══ Supplied information

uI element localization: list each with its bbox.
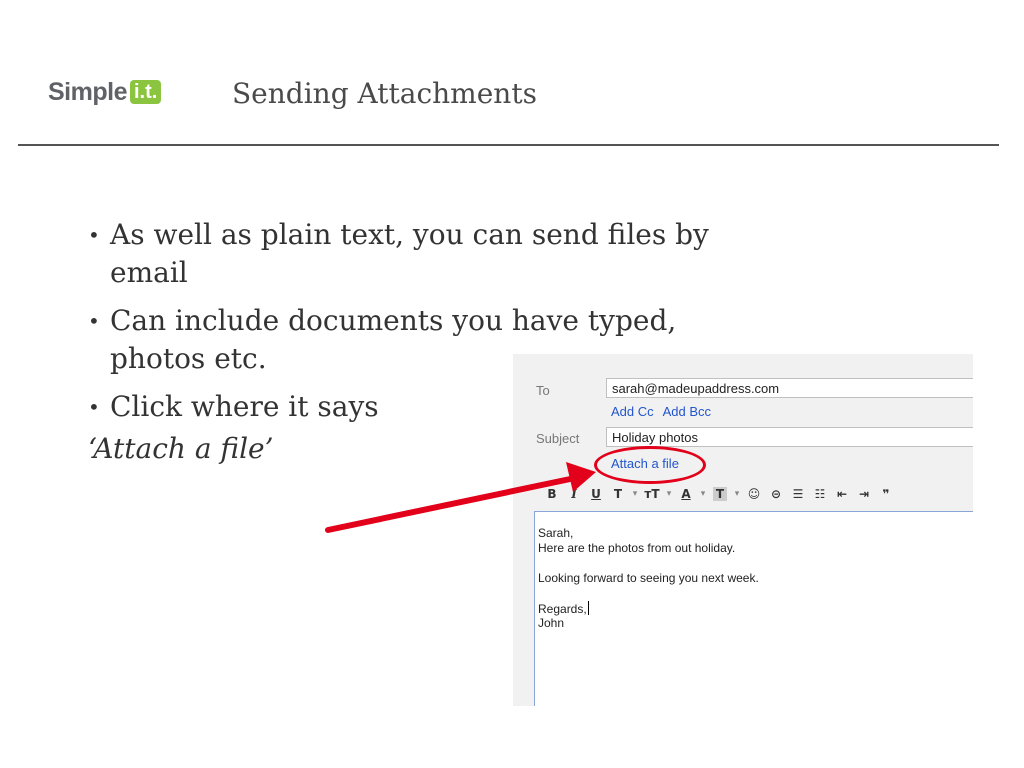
body-line-with-cursor: Regards, [538,601,973,616]
subject-label: Subject [536,431,580,446]
compose-screenshot: To sarah@madeupaddress.com Add Cc Add Bcc… [513,354,973,706]
body-line: Sarah, [538,526,574,540]
body-line [538,556,973,571]
bullet-item: • As well as plain text, you can send fi… [88,216,758,292]
bulleted-list-icon[interactable]: ☷ [809,487,831,501]
format-toolbar: B I U T ▾ ᴛT ▾ A ▾ T ▾ ☺ ⊝ ☰ ☷ ⇤ ⇥ ❞ [541,487,897,501]
outdent-icon[interactable]: ⇤ [831,487,853,501]
indent-icon[interactable]: ⇥ [853,487,875,501]
chevron-down-icon[interactable]: ▾ [697,489,709,499]
body-line: Looking forward to seeing you next week. [538,571,759,585]
simple-it-logo: Simple i.t. [48,76,162,108]
logo-badge: i.t. [129,80,162,104]
bullet-dot-icon: • [88,223,100,247]
body-line: John [538,616,565,630]
bold-icon[interactable]: B [541,487,563,501]
logo-word: Simple [48,77,127,106]
text-color-icon[interactable]: A [675,487,697,501]
chevron-down-icon[interactable]: ▾ [629,489,641,499]
body-line: Here are the photos from out holiday. [538,541,736,555]
message-body[interactable]: Sarah, Here are the photos from out holi… [534,511,973,706]
body-line: Regards, [538,602,587,616]
cc-bcc-links: Add Cc Add Bcc [611,404,720,419]
to-field[interactable]: sarah@madeupaddress.com [606,378,973,398]
highlight-icon[interactable]: T [713,487,727,501]
underline-icon[interactable]: U [585,487,607,501]
bullet-text: As well as plain text, you can send file… [110,218,709,289]
emoji-icon[interactable]: ☺ [743,487,765,501]
chevron-down-icon[interactable]: ▾ [731,489,743,499]
subject-field[interactable]: Holiday photos [606,427,973,447]
to-label: To [536,383,550,398]
font-icon[interactable]: T [607,487,629,501]
text-cursor [587,601,589,615]
chevron-down-icon[interactable]: ▾ [663,489,675,499]
highlight-circle [594,446,706,484]
bullet-dot-icon: • [88,309,100,333]
add-bcc-link[interactable]: Add Bcc [663,404,711,419]
bullet-text: Click where it says [110,390,379,423]
numbered-list-icon[interactable]: ☰ [787,487,809,501]
link-icon[interactable]: ⊝ [765,487,787,501]
title-divider [18,144,999,146]
quote-icon[interactable]: ❞ [875,487,897,501]
bullet-dot-icon: • [88,395,100,419]
font-size-icon[interactable]: ᴛT [641,487,663,501]
body-line [538,586,973,601]
add-cc-link[interactable]: Add Cc [611,404,654,419]
italic-icon[interactable]: I [563,487,585,501]
slide-title: Sending Attachments [232,77,537,110]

════

* **Goal**
Copy every line of the records above word for word, and omit the pictures.

* **Answer to this exercise**
uI element localization: list each with its bbox.
body-line-with-cursor: Regards, [538,601,973,616]
subject-label: Subject [536,431,580,446]
compose-screenshot: To sarah@madeupaddress.com Add Cc Add Bcc… [513,354,973,706]
body-line: Sarah, [538,526,574,540]
body-line [538,556,973,571]
bullet-item: • As well as plain text, you can send fi… [88,216,758,292]
bulleted-list-icon[interactable]: ☷ [809,487,831,501]
format-toolbar: B I U T ▾ ᴛT ▾ A ▾ T ▾ ☺ ⊝ ☰ ☷ ⇤ ⇥ ❞ [541,487,897,501]
outdent-icon[interactable]: ⇤ [831,487,853,501]
indent-icon[interactable]: ⇥ [853,487,875,501]
chevron-down-icon[interactable]: ▾ [697,489,709,499]
body-line: Looking forward to seeing you next week. [538,571,759,585]
simple-it-logo: Simple i.t. [48,76,162,108]
logo-badge: i.t. [129,80,162,104]
bullet-dot-icon: • [88,223,100,247]
body-line: John [538,616,565,630]
bold-icon[interactable]: B [541,487,563,501]
logo-word: Simple [48,77,127,106]
text-color-icon[interactable]: A [675,487,697,501]
chevron-down-icon[interactable]: ▾ [629,489,641,499]
body-line: Here are the photos from out holiday. [538,541,736,555]
message-body[interactable]: Sarah, Here are the photos from out holi… [534,511,973,706]
body-line: Regards, [538,602,587,616]
cc-bcc-links: Add Cc Add Bcc [611,404,720,419]
to-field[interactable]: sarah@madeupaddress.com [606,378,973,398]
highlight-icon[interactable]: T [713,487,727,501]
underline-icon[interactable]: U [585,487,607,501]
bullet-text: As well as plain text, you can send file… [110,218,709,289]
emoji-icon[interactable]: ☺ [743,487,765,501]
chevron-down-icon[interactable]: ▾ [731,489,743,499]
subject-field[interactable]: Holiday photos [606,427,973,447]
to-label: To [536,383,550,398]
font-icon[interactable]: T [607,487,629,501]
text-cursor [587,601,589,615]
chevron-down-icon[interactable]: ▾ [663,489,675,499]
highlight-circle [594,446,706,484]
bullet-dot-icon: • [88,309,100,333]
add-bcc-link[interactable]: Add Bcc [663,404,711,419]
bullet-text: Click where it says [110,390,379,423]
numbered-list-icon[interactable]: ☰ [787,487,809,501]
link-icon[interactable]: ⊝ [765,487,787,501]
title-divider [18,144,999,146]
quote-icon[interactable]: ❞ [875,487,897,501]
bullet-dot-icon: • [88,395,100,419]
font-size-icon[interactable]: ᴛT [641,487,663,501]
body-line [538,586,973,601]
add-cc-link[interactable]: Add Cc [611,404,654,419]
italic-icon[interactable]: I [563,487,585,501]
slide-title: Sending Attachments [232,77,537,110]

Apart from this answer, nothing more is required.